Entries taken from a collection:
****************

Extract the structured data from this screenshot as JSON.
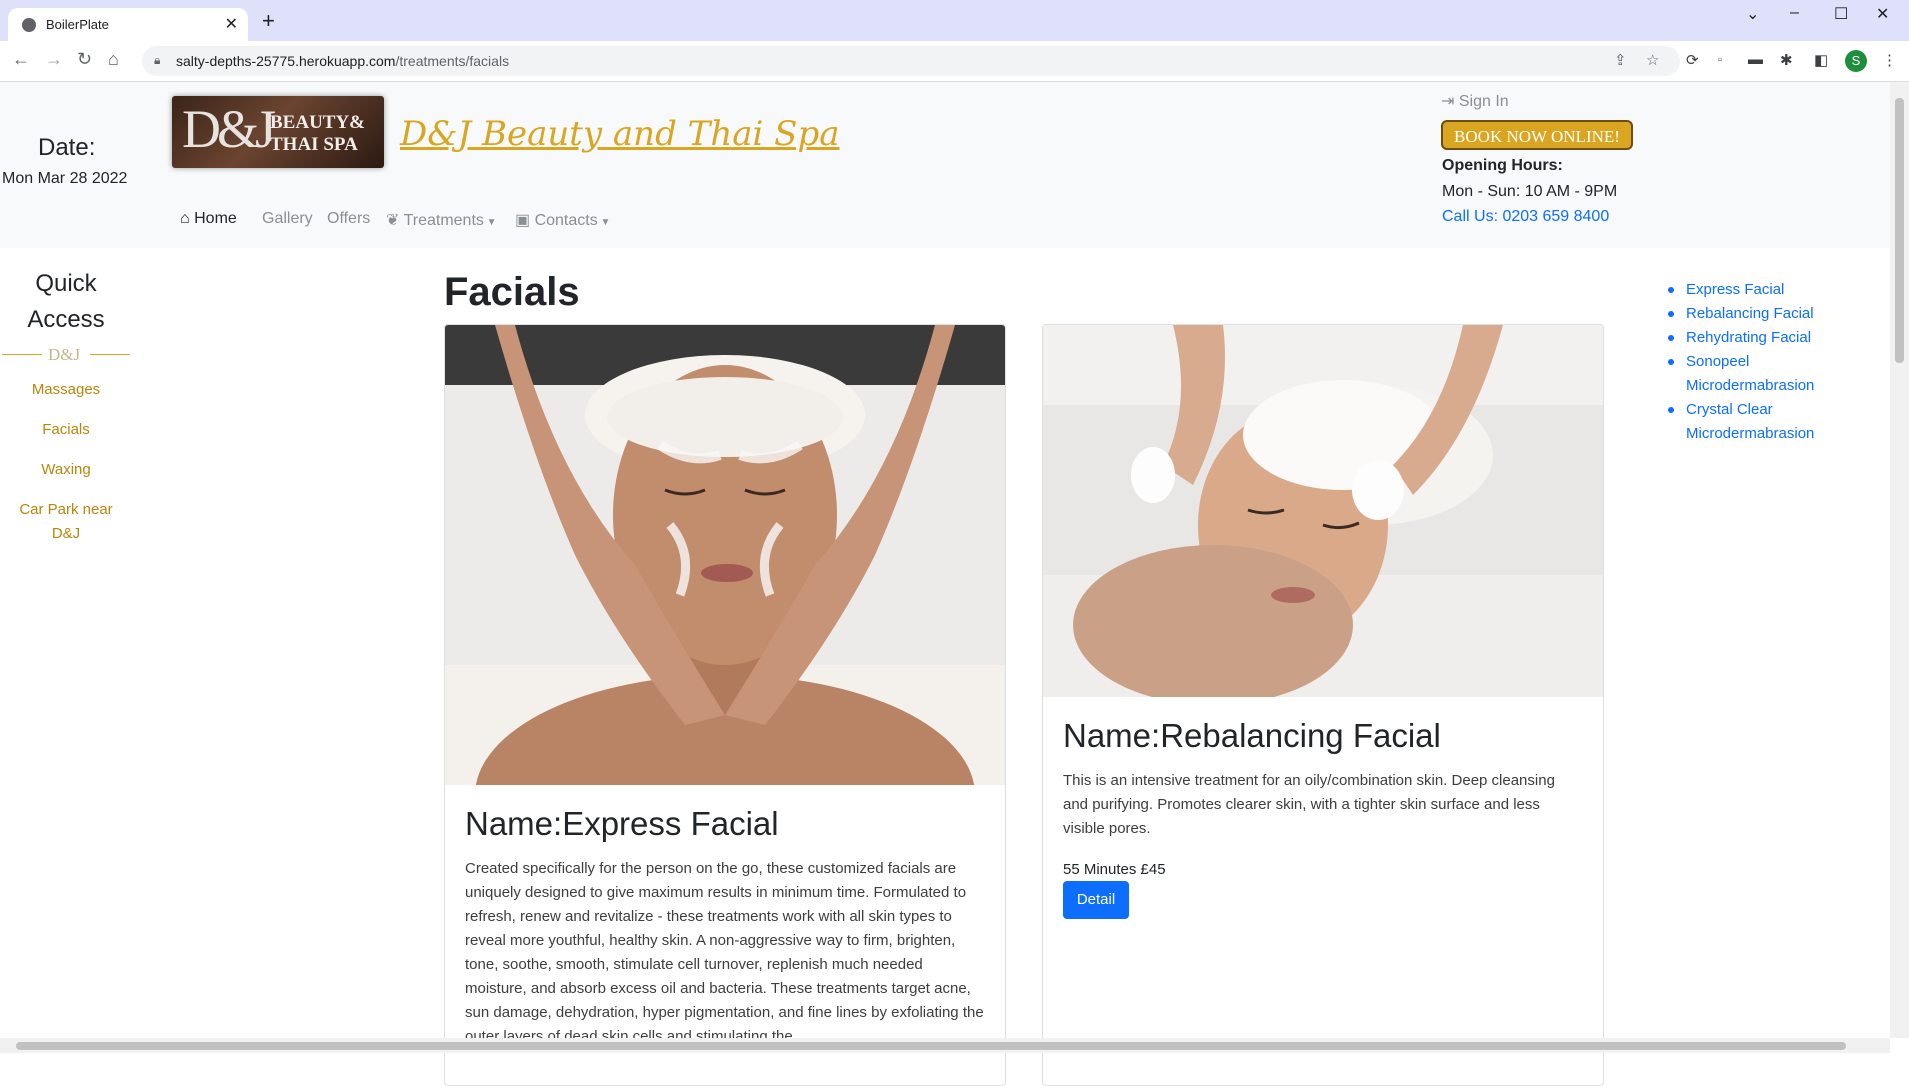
{
  "browser": {
    "tab_title": "BoilerPlate",
    "url_host": "salty-depths-25775.herokuapp.com",
    "url_path": "/treatments/facials",
    "profile_initial": "S"
  },
  "header": {
    "date_label": "Date:",
    "date_value": "Mon Mar 28 2022",
    "logo_mono": "D&J",
    "logo_line1": "BEAUTY&",
    "logo_line2": "THAI SPA",
    "site_title": " D&J Beauty and Thai Spa",
    "sign_in": "Sign In",
    "book_now": "BOOK NOW ONLINE!",
    "hours_title": "Opening Hours:",
    "hours_value": "Mon - Sun: 10 AM - 9PM",
    "call": "Call Us: 0203 659 8400"
  },
  "nav": {
    "home": "Home",
    "gallery": "Gallery",
    "offers": "Offers",
    "treatments": "Treatments",
    "contacts": "Contacts"
  },
  "quick_access": {
    "title": "Quick Access",
    "mark": "D&J",
    "links": [
      "Massages",
      "Facials",
      "Waxing",
      "Car Park near D&J"
    ]
  },
  "main": {
    "heading": "Facials",
    "cards": [
      {
        "name": "Name:Express Facial",
        "description": "Created specifically for the person on the go, these customized facials are uniquely designed to give maximum results in minimum time. Formulated to refresh, renew and revitalize - these treatments work with all skin types to reveal more youthful, healthy skin. A non-aggressive way to firm, brighten, tone, soothe, smooth, stimulate cell turnover, replenish much needed moisture, and absorb excess oil and bacteria. These treatments target acne, sun damage, dehydration, hyper pigmentation, and fine lines by exfoliating the outer layers of dead skin cells and stimulating the"
      },
      {
        "name": "Name:Rebalancing Facial",
        "description": "This is an intensive treatment for an oily/combination skin. Deep cleansing and purifying. Promotes clearer skin, with a tighter skin surface and less visible pores.",
        "price": "55 Minutes £45",
        "button": "Detail"
      }
    ]
  },
  "toc": [
    "Express Facial",
    "Rebalancing Facial",
    "Rehydrating Facial",
    "Sonopeel Microdermabrasion",
    "Crystal Clear Microdermabrasion"
  ],
  "colors": {
    "accent_gold": "#daa520",
    "link_blue": "#0d6efd",
    "header_bg": "#f8f9fa"
  }
}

****************

* _YOUR GOAL_: Your answer must be an exact copy of every entry, with no pictures in it.

* _WRITTEN SOLUTION_:
Extract the structured data from this screenshot as JSON.
{
  "browser": {
    "tab_title": "BoilerPlate",
    "url_host": "salty-depths-25775.herokuapp.com",
    "url_path": "/treatments/facials",
    "profile_initial": "S"
  },
  "header": {
    "date_label": "Date:",
    "date_value": "Mon Mar 28 2022",
    "logo_mono": "D&J",
    "logo_line1": "BEAUTY&",
    "logo_line2": "THAI SPA",
    "site_title": " D&J Beauty and Thai Spa",
    "sign_in": "Sign In",
    "book_now": "BOOK NOW ONLINE!",
    "hours_title": "Opening Hours:",
    "hours_value": "Mon - Sun: 10 AM - 9PM",
    "call": "Call Us: 0203 659 8400"
  },
  "nav": {
    "home": "Home",
    "gallery": "Gallery",
    "offers": "Offers",
    "treatments": "Treatments",
    "contacts": "Contacts"
  },
  "quick_access": {
    "title": "Quick Access",
    "mark": "D&J",
    "links": [
      "Massages",
      "Facials",
      "Waxing",
      "Car Park near D&J"
    ]
  },
  "main": {
    "heading": "Facials",
    "cards": [
      {
        "name": "Name:Express Facial",
        "description": "Created specifically for the person on the go, these customized facials are uniquely designed to give maximum results in minimum time. Formulated to refresh, renew and revitalize - these treatments work with all skin types to reveal more youthful, healthy skin. A non-aggressive way to firm, brighten, tone, soothe, smooth, stimulate cell turnover, replenish much needed moisture, and absorb excess oil and bacteria. These treatments target acne, sun damage, dehydration, hyper pigmentation, and fine lines by exfoliating the outer layers of dead skin cells and stimulating the"
      },
      {
        "name": "Name:Rebalancing Facial",
        "description": "This is an intensive treatment for an oily/combination skin. Deep cleansing and purifying. Promotes clearer skin, with a tighter skin surface and less visible pores.",
        "price": "55 Minutes £45",
        "button": "Detail"
      }
    ]
  },
  "toc": [
    "Express Facial",
    "Rebalancing Facial",
    "Rehydrating Facial",
    "Sonopeel Microdermabrasion",
    "Crystal Clear Microdermabrasion"
  ],
  "colors": {
    "accent_gold": "#daa520",
    "link_blue": "#0d6efd",
    "header_bg": "#f8f9fa"
  }
}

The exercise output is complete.